## Written problem
Find each line containing the string "Gain". Copy it.

***

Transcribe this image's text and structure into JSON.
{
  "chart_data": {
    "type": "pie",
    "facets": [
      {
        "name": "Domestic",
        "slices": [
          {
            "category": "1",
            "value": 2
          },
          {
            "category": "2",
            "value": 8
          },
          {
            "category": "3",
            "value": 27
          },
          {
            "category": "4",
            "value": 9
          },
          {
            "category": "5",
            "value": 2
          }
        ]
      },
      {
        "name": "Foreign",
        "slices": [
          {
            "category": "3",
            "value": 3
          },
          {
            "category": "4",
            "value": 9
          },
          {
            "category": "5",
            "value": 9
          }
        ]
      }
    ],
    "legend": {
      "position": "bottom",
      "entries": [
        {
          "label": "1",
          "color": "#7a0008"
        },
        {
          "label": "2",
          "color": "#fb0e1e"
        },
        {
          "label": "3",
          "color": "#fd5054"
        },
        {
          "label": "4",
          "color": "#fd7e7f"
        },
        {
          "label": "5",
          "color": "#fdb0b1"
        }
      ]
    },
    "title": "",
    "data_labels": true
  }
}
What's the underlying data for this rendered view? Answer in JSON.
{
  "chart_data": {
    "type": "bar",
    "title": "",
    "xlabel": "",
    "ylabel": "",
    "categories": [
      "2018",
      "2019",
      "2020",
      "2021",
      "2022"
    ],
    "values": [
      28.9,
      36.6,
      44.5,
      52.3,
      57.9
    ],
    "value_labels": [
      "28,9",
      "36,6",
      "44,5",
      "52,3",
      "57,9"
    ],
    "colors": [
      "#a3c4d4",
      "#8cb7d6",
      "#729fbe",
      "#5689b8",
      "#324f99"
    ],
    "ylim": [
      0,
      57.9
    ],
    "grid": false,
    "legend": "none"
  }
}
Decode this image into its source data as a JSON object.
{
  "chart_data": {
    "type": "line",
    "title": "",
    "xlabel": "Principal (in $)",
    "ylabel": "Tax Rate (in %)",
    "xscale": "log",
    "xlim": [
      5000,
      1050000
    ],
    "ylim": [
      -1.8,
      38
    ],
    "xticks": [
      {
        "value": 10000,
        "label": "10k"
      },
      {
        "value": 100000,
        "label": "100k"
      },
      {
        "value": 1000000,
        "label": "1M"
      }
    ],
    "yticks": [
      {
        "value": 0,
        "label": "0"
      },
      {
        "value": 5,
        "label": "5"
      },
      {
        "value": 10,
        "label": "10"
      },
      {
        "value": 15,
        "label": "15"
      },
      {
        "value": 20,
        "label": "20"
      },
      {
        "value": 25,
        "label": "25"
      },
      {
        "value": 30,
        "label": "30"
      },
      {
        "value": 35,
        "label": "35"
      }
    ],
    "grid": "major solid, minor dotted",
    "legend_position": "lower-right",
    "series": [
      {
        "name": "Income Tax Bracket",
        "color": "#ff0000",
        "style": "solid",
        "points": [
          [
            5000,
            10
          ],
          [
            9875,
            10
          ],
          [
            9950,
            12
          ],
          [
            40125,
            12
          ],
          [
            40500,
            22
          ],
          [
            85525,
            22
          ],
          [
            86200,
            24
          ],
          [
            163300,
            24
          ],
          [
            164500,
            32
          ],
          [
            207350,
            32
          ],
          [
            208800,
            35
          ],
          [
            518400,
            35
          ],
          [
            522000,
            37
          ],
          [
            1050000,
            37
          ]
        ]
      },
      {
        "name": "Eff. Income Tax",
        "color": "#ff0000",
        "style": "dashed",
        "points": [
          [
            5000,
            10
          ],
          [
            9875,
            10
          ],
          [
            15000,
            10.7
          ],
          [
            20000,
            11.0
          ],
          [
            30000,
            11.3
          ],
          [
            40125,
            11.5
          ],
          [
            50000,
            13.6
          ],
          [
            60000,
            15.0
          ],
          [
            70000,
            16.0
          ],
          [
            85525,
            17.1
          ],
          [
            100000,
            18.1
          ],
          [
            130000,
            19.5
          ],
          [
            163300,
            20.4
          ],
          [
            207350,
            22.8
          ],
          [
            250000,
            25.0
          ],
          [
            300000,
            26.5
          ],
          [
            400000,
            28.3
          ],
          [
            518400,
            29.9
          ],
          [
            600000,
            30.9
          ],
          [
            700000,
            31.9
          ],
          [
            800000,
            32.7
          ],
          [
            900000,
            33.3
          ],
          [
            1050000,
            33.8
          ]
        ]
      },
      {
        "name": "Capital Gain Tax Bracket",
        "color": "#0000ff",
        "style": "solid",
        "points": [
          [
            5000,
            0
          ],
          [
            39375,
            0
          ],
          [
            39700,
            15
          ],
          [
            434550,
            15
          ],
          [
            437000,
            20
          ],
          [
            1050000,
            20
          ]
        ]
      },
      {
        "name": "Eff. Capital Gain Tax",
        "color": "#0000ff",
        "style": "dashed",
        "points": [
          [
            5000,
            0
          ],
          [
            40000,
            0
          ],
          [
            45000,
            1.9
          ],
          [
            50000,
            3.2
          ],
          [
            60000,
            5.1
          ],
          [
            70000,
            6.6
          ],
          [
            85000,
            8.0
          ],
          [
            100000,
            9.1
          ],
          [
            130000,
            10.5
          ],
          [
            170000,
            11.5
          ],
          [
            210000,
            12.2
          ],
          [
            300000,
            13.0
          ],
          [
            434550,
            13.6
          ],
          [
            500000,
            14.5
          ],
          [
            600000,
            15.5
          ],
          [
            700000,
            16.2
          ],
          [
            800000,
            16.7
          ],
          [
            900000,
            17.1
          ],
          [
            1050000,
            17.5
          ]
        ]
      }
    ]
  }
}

***

## Finished exercise
        "name": "Capital Gain Tax Bracket",
        "name": "Eff. Capital Gain Tax",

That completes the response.